→ **Description of the task**
Locate every line below that contains the word "xlabel" and copy it.

Records excerpted from a collection:
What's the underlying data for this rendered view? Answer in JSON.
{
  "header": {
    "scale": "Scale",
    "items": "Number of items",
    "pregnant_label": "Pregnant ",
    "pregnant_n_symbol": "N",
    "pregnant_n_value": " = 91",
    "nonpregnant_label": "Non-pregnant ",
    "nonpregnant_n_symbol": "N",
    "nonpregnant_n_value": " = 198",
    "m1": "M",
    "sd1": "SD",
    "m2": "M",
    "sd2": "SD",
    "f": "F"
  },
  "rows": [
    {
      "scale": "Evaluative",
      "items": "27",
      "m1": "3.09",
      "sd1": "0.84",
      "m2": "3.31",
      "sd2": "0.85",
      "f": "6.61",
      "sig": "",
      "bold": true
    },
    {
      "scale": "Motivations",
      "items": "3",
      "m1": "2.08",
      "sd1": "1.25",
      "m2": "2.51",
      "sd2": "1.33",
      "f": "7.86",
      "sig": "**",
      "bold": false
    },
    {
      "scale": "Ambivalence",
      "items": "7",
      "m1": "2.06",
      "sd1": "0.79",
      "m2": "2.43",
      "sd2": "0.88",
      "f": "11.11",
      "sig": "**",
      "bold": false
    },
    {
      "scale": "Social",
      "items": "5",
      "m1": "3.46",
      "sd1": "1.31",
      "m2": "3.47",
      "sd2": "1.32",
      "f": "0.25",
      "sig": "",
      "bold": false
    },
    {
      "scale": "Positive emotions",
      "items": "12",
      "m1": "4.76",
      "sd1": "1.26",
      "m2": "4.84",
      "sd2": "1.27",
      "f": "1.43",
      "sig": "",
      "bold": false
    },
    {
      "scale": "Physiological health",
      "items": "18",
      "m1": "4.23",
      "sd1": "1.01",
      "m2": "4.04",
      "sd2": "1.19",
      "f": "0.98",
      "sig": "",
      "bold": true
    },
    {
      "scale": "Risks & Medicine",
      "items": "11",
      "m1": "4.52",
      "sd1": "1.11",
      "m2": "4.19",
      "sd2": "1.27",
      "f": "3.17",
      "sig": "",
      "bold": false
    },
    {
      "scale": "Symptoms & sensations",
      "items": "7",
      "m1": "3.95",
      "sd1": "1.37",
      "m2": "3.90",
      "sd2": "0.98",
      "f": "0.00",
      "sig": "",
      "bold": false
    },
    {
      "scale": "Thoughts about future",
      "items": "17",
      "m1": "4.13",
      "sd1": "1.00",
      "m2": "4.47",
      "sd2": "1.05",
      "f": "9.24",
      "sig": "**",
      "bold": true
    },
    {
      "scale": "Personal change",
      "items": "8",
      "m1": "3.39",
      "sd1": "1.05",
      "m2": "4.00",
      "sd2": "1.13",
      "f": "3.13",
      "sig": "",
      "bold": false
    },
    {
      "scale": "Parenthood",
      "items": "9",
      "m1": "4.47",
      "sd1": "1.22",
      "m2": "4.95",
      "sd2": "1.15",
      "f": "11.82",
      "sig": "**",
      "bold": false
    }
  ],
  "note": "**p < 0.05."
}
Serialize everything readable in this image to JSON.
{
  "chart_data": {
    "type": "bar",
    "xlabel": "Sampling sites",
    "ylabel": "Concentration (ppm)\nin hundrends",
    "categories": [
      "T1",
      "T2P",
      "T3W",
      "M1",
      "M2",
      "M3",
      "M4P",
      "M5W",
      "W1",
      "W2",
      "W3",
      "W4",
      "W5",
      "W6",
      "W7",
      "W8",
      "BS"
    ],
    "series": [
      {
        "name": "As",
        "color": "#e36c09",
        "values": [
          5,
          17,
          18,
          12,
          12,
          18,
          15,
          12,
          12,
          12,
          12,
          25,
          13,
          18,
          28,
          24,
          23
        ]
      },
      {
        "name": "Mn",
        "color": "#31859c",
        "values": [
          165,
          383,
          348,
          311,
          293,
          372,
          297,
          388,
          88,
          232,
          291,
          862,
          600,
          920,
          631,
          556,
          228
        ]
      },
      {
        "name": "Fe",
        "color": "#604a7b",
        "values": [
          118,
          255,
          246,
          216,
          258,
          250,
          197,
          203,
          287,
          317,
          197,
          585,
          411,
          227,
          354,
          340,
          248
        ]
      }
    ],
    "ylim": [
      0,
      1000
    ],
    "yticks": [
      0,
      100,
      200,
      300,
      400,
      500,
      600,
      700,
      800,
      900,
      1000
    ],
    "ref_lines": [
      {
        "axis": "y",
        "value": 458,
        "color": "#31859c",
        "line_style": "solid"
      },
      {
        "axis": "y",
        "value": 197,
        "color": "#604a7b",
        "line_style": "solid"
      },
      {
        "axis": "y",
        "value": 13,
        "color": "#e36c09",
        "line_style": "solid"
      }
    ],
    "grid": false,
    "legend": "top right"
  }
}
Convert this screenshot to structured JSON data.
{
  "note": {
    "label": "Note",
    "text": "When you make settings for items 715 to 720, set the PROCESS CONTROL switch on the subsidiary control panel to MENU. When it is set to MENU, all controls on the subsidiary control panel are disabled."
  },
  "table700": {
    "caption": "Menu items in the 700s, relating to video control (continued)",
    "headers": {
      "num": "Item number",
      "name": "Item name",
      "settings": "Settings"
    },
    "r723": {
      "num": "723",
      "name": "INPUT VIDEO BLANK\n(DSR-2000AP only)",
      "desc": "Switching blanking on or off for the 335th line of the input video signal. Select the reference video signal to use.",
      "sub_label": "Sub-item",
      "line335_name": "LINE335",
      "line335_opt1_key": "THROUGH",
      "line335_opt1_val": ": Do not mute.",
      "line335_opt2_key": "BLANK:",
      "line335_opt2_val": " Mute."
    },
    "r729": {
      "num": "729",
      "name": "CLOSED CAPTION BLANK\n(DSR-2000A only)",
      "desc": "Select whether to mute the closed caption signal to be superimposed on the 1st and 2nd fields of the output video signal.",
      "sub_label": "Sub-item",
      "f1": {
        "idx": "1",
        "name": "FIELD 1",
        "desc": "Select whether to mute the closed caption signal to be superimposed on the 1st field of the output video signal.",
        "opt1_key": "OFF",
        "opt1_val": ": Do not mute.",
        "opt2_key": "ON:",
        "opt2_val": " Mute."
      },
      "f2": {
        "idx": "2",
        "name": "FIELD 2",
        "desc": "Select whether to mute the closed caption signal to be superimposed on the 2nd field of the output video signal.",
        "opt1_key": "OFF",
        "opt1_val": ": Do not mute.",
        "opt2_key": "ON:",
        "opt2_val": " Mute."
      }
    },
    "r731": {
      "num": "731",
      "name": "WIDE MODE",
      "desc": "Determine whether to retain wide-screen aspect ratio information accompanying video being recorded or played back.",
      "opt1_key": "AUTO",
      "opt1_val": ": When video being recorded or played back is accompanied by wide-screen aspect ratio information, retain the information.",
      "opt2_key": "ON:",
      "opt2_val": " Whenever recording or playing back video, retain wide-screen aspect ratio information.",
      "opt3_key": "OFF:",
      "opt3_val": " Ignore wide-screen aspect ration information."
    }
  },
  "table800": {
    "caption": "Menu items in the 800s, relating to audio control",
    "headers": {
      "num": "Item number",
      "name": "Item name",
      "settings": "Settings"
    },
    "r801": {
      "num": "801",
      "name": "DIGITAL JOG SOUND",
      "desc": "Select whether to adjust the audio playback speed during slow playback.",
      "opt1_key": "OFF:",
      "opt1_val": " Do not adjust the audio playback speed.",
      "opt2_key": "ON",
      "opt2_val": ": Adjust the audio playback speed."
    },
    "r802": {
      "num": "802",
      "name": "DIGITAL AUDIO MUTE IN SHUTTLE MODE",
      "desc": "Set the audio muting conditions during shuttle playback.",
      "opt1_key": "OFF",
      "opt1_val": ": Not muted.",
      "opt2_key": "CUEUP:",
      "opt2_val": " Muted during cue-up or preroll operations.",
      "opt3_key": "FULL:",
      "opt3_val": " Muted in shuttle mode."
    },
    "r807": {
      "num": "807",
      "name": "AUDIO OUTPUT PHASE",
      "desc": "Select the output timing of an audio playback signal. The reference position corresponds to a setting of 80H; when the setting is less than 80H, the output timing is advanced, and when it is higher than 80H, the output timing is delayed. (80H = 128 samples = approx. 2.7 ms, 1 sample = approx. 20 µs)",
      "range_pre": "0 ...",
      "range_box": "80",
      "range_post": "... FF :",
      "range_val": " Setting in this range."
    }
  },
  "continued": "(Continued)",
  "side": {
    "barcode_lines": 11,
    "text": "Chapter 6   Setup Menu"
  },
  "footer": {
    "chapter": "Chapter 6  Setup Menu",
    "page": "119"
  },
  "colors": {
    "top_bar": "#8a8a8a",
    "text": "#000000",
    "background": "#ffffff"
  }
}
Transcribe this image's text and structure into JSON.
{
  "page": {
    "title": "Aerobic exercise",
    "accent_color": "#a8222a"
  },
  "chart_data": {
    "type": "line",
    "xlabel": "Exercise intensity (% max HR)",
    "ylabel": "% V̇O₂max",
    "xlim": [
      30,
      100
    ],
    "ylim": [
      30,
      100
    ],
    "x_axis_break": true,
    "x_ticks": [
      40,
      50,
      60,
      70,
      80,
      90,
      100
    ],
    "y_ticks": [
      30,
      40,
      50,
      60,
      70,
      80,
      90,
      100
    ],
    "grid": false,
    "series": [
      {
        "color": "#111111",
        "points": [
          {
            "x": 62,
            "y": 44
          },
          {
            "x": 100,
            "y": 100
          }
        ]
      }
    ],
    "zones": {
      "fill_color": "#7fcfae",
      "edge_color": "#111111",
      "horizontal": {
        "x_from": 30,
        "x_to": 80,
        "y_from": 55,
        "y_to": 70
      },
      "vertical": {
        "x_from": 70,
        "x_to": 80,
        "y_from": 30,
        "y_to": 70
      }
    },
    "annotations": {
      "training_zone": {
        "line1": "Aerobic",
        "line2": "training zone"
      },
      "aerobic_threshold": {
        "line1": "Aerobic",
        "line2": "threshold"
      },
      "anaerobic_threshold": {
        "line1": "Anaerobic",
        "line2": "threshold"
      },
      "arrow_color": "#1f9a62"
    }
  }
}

→ **Task output**
    "xlabel": "Sampling sites",
    "xlabel": "Exercise intensity (% max HR)",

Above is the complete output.